» **Data records**

______

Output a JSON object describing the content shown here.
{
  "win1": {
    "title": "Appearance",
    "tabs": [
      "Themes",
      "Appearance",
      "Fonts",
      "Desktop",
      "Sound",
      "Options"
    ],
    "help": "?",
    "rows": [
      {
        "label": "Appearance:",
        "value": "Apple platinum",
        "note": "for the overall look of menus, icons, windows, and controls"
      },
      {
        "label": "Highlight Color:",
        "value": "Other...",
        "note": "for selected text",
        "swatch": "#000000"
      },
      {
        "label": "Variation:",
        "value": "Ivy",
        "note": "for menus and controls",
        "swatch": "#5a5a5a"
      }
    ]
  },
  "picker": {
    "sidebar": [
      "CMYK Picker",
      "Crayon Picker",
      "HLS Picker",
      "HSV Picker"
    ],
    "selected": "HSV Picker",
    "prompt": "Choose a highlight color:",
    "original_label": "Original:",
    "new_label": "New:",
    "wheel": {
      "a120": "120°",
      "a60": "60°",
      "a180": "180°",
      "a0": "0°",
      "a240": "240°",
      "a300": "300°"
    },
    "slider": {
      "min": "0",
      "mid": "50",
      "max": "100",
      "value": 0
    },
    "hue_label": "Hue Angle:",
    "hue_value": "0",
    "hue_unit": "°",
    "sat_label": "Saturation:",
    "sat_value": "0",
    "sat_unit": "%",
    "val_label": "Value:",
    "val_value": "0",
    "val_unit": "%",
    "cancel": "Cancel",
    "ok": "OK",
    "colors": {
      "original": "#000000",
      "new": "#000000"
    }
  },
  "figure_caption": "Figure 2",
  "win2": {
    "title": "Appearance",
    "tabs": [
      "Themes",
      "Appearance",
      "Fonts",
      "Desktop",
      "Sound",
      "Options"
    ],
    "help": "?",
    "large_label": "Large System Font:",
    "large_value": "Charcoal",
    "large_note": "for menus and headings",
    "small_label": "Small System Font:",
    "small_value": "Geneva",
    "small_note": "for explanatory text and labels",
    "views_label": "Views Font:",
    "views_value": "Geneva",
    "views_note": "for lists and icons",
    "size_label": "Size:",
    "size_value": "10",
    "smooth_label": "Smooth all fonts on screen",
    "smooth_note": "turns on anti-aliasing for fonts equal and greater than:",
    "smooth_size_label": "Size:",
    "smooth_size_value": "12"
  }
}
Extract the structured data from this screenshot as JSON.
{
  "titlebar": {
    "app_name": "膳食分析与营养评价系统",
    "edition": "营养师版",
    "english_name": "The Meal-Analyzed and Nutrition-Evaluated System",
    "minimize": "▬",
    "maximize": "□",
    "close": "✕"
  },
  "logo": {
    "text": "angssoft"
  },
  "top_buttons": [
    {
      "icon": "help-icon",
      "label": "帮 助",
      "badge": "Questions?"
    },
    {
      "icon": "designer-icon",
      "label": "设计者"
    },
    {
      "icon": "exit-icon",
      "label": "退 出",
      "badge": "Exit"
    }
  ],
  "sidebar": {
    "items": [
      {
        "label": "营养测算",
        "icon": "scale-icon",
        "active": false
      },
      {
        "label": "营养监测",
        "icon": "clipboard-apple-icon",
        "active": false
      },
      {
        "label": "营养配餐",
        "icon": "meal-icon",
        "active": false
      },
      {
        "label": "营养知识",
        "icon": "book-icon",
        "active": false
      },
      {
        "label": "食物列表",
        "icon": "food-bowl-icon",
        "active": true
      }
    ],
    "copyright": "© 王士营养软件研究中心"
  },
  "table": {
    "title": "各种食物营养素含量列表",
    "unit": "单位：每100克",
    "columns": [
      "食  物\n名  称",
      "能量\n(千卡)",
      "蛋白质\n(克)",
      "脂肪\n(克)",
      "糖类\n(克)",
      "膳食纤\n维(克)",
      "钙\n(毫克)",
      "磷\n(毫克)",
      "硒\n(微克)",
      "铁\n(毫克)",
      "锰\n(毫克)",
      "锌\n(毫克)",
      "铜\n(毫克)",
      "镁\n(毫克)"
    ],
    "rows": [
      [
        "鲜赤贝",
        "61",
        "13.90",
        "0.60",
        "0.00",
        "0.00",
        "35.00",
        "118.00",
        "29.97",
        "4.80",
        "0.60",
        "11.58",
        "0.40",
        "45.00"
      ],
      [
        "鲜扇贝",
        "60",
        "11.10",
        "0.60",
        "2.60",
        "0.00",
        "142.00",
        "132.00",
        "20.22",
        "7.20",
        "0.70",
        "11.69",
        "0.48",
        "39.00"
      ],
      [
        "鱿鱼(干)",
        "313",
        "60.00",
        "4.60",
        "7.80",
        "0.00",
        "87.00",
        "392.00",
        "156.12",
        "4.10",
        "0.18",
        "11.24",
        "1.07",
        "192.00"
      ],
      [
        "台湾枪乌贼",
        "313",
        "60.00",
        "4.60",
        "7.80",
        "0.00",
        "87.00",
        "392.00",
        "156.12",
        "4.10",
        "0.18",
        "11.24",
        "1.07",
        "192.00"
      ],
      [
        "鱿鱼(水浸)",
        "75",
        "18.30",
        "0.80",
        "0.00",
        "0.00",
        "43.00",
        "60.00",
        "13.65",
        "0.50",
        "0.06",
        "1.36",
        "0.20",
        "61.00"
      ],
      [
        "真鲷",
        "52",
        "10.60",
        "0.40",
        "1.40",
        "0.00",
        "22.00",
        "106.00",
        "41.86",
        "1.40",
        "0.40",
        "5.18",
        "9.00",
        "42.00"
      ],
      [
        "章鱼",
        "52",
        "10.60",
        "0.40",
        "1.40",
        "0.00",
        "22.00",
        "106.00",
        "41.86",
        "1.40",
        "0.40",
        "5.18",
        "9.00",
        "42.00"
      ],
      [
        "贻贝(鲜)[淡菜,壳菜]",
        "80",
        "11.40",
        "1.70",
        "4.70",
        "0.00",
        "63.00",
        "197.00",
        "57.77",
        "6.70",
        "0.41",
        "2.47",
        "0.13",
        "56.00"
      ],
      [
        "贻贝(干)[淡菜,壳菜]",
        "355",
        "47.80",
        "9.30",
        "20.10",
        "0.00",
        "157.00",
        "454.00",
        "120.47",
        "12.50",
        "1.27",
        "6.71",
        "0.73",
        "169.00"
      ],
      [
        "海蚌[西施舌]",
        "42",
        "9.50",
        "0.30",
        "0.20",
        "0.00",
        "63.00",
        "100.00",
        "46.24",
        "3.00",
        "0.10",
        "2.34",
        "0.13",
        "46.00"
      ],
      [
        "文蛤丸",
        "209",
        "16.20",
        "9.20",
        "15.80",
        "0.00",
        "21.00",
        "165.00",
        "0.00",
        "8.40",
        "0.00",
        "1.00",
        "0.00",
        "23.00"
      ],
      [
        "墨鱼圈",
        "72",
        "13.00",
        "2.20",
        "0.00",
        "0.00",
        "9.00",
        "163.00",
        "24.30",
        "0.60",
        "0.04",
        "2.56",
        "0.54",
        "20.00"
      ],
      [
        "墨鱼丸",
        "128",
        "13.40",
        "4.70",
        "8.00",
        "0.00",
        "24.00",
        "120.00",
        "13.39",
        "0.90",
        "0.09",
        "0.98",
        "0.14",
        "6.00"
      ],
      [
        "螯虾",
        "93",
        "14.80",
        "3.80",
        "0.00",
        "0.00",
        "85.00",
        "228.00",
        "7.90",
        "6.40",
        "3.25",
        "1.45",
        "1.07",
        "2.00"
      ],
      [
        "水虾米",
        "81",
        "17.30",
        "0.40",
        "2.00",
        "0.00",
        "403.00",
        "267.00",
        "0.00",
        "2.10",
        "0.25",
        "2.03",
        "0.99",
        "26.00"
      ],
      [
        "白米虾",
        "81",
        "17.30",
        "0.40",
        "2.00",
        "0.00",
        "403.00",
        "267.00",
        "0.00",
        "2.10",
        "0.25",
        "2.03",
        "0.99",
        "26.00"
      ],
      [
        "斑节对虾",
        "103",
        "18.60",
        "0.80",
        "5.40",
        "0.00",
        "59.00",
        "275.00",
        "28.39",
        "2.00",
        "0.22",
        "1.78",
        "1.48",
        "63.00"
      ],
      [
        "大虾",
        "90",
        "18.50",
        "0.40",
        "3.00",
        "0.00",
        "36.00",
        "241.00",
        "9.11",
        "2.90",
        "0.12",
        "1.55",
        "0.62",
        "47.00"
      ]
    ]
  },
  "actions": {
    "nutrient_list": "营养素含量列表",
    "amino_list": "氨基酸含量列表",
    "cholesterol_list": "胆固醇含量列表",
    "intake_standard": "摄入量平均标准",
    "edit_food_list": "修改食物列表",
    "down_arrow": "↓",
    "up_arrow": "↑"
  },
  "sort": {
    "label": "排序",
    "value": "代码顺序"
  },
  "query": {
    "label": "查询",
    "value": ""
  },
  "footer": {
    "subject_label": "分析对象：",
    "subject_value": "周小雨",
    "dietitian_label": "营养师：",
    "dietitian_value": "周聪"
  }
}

______

Identify each line containing the string "controls" and copy it out.

        "note": "for the overall look of menus, icons, windows, and controls"
        "note": "for menus and controls",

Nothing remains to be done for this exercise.